---- Entries
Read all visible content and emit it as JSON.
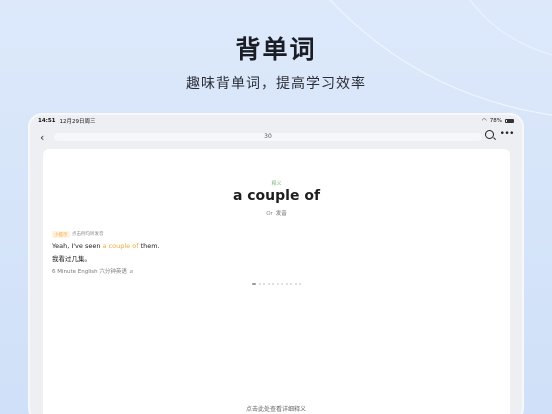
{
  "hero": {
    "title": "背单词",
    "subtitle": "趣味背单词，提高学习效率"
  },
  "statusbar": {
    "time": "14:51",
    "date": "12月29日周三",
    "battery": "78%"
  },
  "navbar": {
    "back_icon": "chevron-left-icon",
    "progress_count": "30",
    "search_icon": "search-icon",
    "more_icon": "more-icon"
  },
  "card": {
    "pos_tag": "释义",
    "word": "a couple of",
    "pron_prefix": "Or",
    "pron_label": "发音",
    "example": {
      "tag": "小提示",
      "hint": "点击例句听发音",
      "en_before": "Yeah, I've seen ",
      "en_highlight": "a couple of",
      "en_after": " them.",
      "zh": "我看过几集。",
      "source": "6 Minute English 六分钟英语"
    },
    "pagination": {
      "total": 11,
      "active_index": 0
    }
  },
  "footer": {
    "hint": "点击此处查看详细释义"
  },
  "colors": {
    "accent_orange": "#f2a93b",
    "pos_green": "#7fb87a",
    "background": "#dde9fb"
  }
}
--------
▶ [Exercise requirements]: Images should not appear in the copy; retype the listing above exactly.

▶ [Worked solution]:
Read all visible content and emit it as JSON.
{
  "hero": {
    "title": "背单词",
    "subtitle": "趣味背单词，提高学习效率"
  },
  "statusbar": {
    "time": "14:51",
    "date": "12月29日周三",
    "battery": "78%"
  },
  "navbar": {
    "back_icon": "chevron-left-icon",
    "progress_count": "30",
    "search_icon": "search-icon",
    "more_icon": "more-icon"
  },
  "card": {
    "pos_tag": "释义",
    "word": "a couple of",
    "pron_prefix": "Or",
    "pron_label": "发音",
    "example": {
      "tag": "小提示",
      "hint": "点击例句听发音",
      "en_before": "Yeah, I've seen ",
      "en_highlight": "a couple of",
      "en_after": " them.",
      "zh": "我看过几集。",
      "source": "6 Minute English 六分钟英语"
    },
    "pagination": {
      "total": 11,
      "active_index": 0
    }
  },
  "footer": {
    "hint": "点击此处查看详细释义"
  },
  "colors": {
    "accent_orange": "#f2a93b",
    "pos_green": "#7fb87a",
    "background": "#dde9fb"
  }
}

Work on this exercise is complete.